» **What is needed**
Provide a single number: the count of lines containing the string "header".

■ ■ ■ ■ ■ ■ ■

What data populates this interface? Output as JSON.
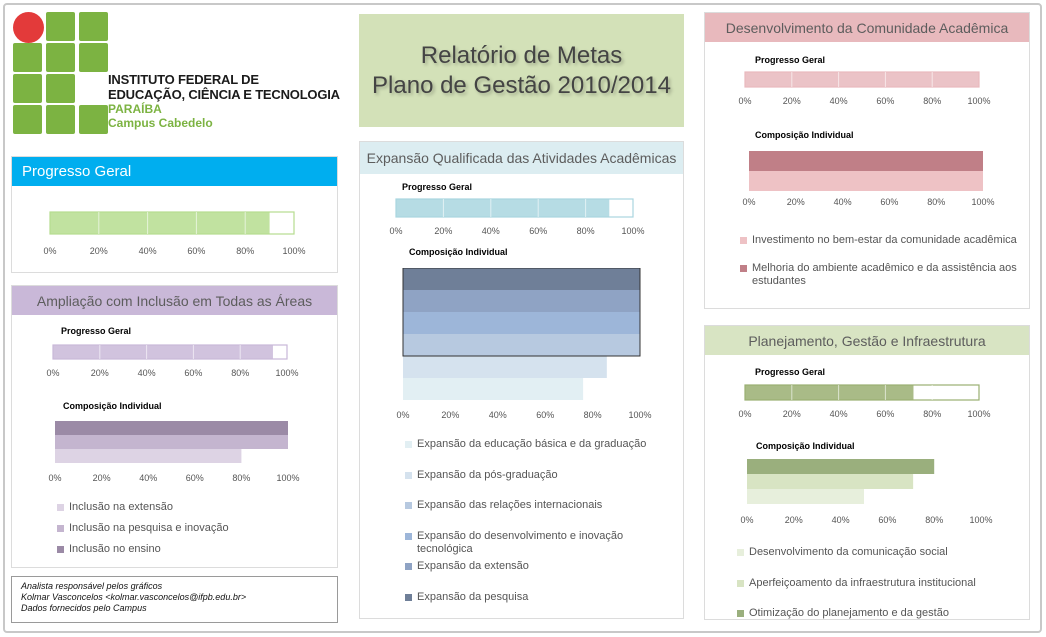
{
  "page": {
    "title_line1": "Relatório de Metas",
    "title_line2": "Plano de Gestão 2010/2014"
  },
  "logo": {
    "line1": "INSTITUTO FEDERAL DE",
    "line2": "EDUCAÇÃO, CIÊNCIA E TECNOLOGIA",
    "line3": "PARAÍBA",
    "line4": "Campus Cabedelo",
    "square_color": "#7cb342",
    "circle_color": "#e33a3a"
  },
  "credits": {
    "line1": "Analista responsável pelos gráficos",
    "line2": "Kolmar Vasconcelos <kolmar.vasconcelos@ifpb.edu.br>",
    "line3": "Dados fornecidos pelo Campus"
  },
  "ticks": [
    "0%",
    "20%",
    "40%",
    "60%",
    "80%",
    "100%"
  ],
  "panels": {
    "geral": {
      "header": "Progresso Geral",
      "color": "#00aeef"
    },
    "ampliacao": {
      "header": "Ampliação com Inclusão em Todas as Áreas",
      "color": "#c9b8d8"
    },
    "expansao": {
      "header": "Expansão Qualificada das Atividades Acadêmicas",
      "color": "#dcedf1"
    },
    "desenvolvimento": {
      "header": "Desenvolvimento da Comunidade Acadêmica",
      "color": "#e8b9bd"
    },
    "planejamento": {
      "header": "Planejamento, Gestão e Infraestrutura",
      "color": "#d8e4c3"
    }
  },
  "chart_data": [
    {
      "id": "geral-progresso",
      "type": "bar",
      "orientation": "horizontal",
      "title": "",
      "values": [
        90
      ],
      "xlim": [
        0,
        100
      ],
      "color": "#b6dd8f"
    },
    {
      "id": "ampliacao-progresso",
      "type": "bar",
      "orientation": "horizontal",
      "title": "Progresso Geral",
      "values": [
        94
      ],
      "xlim": [
        0,
        100
      ],
      "color": "#c9b8d8"
    },
    {
      "id": "ampliacao-composicao",
      "type": "bar",
      "orientation": "horizontal",
      "title": "Composição Individual",
      "series": [
        {
          "name": "Inclusão no ensino",
          "value": 100,
          "color": "#9b8aa6"
        },
        {
          "name": "Inclusão na pesquisa e inovação",
          "value": 100,
          "color": "#c4b5cf"
        },
        {
          "name": "Inclusão na extensão",
          "value": 80,
          "color": "#ddd3e4"
        }
      ],
      "legend_order": [
        "Inclusão na extensão",
        "Inclusão na pesquisa e inovação",
        "Inclusão no ensino"
      ],
      "xlim": [
        0,
        100
      ]
    },
    {
      "id": "expansao-progresso",
      "type": "bar",
      "orientation": "horizontal",
      "title": "Progresso Geral",
      "values": [
        90
      ],
      "xlim": [
        0,
        100
      ],
      "color": "#a9d6df"
    },
    {
      "id": "expansao-composicao",
      "type": "bar",
      "orientation": "horizontal",
      "title": "Composição Individual",
      "series": [
        {
          "name": "Expansão da pesquisa",
          "value": 100,
          "color": "#6f7f98"
        },
        {
          "name": "Expansão da extensão",
          "value": 100,
          "color": "#8fa3c4"
        },
        {
          "name": "Expansão do desenvolvimento e inovação tecnológica",
          "value": 100,
          "color": "#9db6d9"
        },
        {
          "name": "Expansão das relações internacionais",
          "value": 100,
          "color": "#b7c9e0"
        },
        {
          "name": "Expansão da pós-graduação",
          "value": 86,
          "color": "#d5e2ee"
        },
        {
          "name": "Expansão da educação básica e da graduação",
          "value": 76,
          "color": "#e2eff3"
        }
      ],
      "legend_order": [
        "Expansão da educação básica e da graduação",
        "Expansão da pós-graduação",
        "Expansão das relações internacionais",
        "Expansão do desenvolvimento e inovação tecnológica",
        "Expansão da extensão",
        "Expansão da pesquisa"
      ],
      "xlim": [
        0,
        100
      ]
    },
    {
      "id": "desenvolvimento-progresso",
      "type": "bar",
      "orientation": "horizontal",
      "title": "Progresso Geral",
      "values": [
        100
      ],
      "xlim": [
        0,
        100
      ],
      "color": "#e8b9bd"
    },
    {
      "id": "desenvolvimento-composicao",
      "type": "bar",
      "orientation": "horizontal",
      "title": "Composição Individual",
      "series": [
        {
          "name": "Melhoria do ambiente acadêmico e da assistência aos estudantes",
          "value": 100,
          "color": "#c07f87"
        },
        {
          "name": "Investimento no bem-estar da comunidade acadêmica",
          "value": 100,
          "color": "#eec2c5"
        }
      ],
      "legend_order": [
        "Investimento no bem-estar da comunidade acadêmica",
        "Melhoria do ambiente acadêmico e da assistência aos estudantes"
      ],
      "xlim": [
        0,
        100
      ]
    },
    {
      "id": "planejamento-progresso",
      "type": "bar",
      "orientation": "horizontal",
      "title": "Progresso Geral",
      "values": [
        72
      ],
      "xlim": [
        0,
        100
      ],
      "color": "#9aaf72"
    },
    {
      "id": "planejamento-composicao",
      "type": "bar",
      "orientation": "horizontal",
      "title": "Composição Individual",
      "series": [
        {
          "name": "Otimização do planejamento e da gestão",
          "value": 80,
          "color": "#9aaf7d"
        },
        {
          "name": "Aperfeiçoamento da infraestrutura institucional",
          "value": 71,
          "color": "#d8e4c3"
        },
        {
          "name": "Desenvolvimento da comunicação social",
          "value": 50,
          "color": "#e7efdc"
        }
      ],
      "legend_order": [
        "Desenvolvimento da comunicação social",
        "Aperfeiçoamento da infraestrutura institucional",
        "Otimização do planejamento e da gestão"
      ],
      "xlim": [
        0,
        100
      ]
    }
  ]
}
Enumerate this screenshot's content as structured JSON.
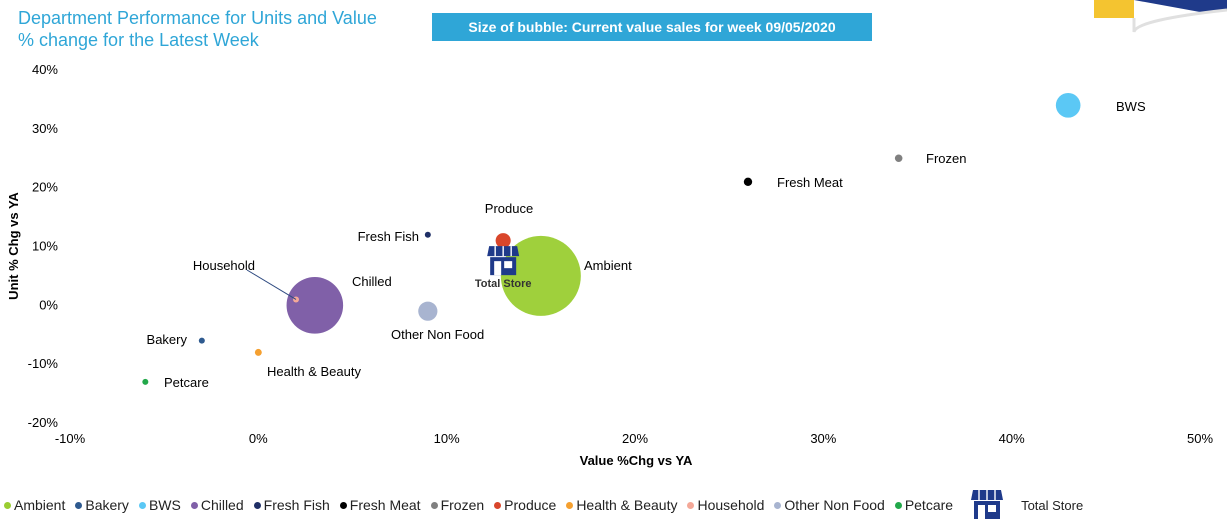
{
  "title": "Department Performance for Units and Value % change for the Latest Week",
  "banner": "Size of bubble: Current value sales for week 09/05/2020",
  "colors": {
    "title": "#2fa6d7",
    "banner_bg": "#2fa6d7",
    "store_icon": "#1f3a8a"
  },
  "chart_data": {
    "type": "scatter",
    "subtype": "bubble",
    "xlabel": "Value %Chg vs YA",
    "ylabel": "Unit % Chg vs YA",
    "xlim": [
      -10,
      50
    ],
    "ylim": [
      -20,
      40
    ],
    "x_ticks": [
      -10,
      0,
      10,
      20,
      30,
      40,
      50
    ],
    "y_ticks": [
      -20,
      -10,
      0,
      10,
      20,
      30,
      40
    ],
    "x_tick_labels": [
      "-10%",
      "0%",
      "10%",
      "20%",
      "30%",
      "40%",
      "50%"
    ],
    "y_tick_labels": [
      "-20%",
      "-10%",
      "0%",
      "10%",
      "20%",
      "30%",
      "40%"
    ],
    "grid": false,
    "legend_position": "bottom",
    "series": [
      {
        "name": "Ambient",
        "x": 15,
        "y": 5,
        "size": 2000,
        "color": "#9acd32"
      },
      {
        "name": "Bakery",
        "x": -3,
        "y": -6,
        "size": 11,
        "color": "#2e5a8f"
      },
      {
        "name": "BWS",
        "x": 43,
        "y": 34,
        "size": 190,
        "color": "#5bc8f5"
      },
      {
        "name": "Chilled",
        "x": 3,
        "y": 0,
        "size": 1000,
        "color": "#8060a8"
      },
      {
        "name": "Fresh Fish",
        "x": 9,
        "y": 12,
        "size": 1,
        "color": "#1f2f66"
      },
      {
        "name": "Fresh Meat",
        "x": 26,
        "y": 21,
        "size": 22,
        "color": "#000000"
      },
      {
        "name": "Frozen",
        "x": 34,
        "y": 25,
        "size": 18,
        "color": "#808080"
      },
      {
        "name": "Produce",
        "x": 13,
        "y": 11,
        "size": 71,
        "color": "#d9462b"
      },
      {
        "name": "Health & Beauty",
        "x": 0,
        "y": -8,
        "size": 15,
        "color": "#f5a030"
      },
      {
        "name": "Household",
        "x": 2,
        "y": 1,
        "size": 10,
        "color": "#f4a898"
      },
      {
        "name": "Other Non Food",
        "x": 9,
        "y": -1,
        "size": 115,
        "color": "#a8b4d0"
      },
      {
        "name": "Petcare",
        "x": -6,
        "y": -13,
        "size": 1,
        "color": "#22a84a"
      }
    ],
    "total_store": {
      "name": "Total Store",
      "x": 13,
      "y": 7
    }
  },
  "legend_items": [
    "Ambient",
    "Bakery",
    "BWS",
    "Chilled",
    "Fresh Fish",
    "Fresh Meat",
    "Frozen",
    "Produce",
    "Health & Beauty",
    "Household",
    "Other Non Food",
    "Petcare"
  ],
  "legend_store_label": "Total Store"
}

■ ■ ■ ■ ■ ■ ■

» **Completed exercise**
5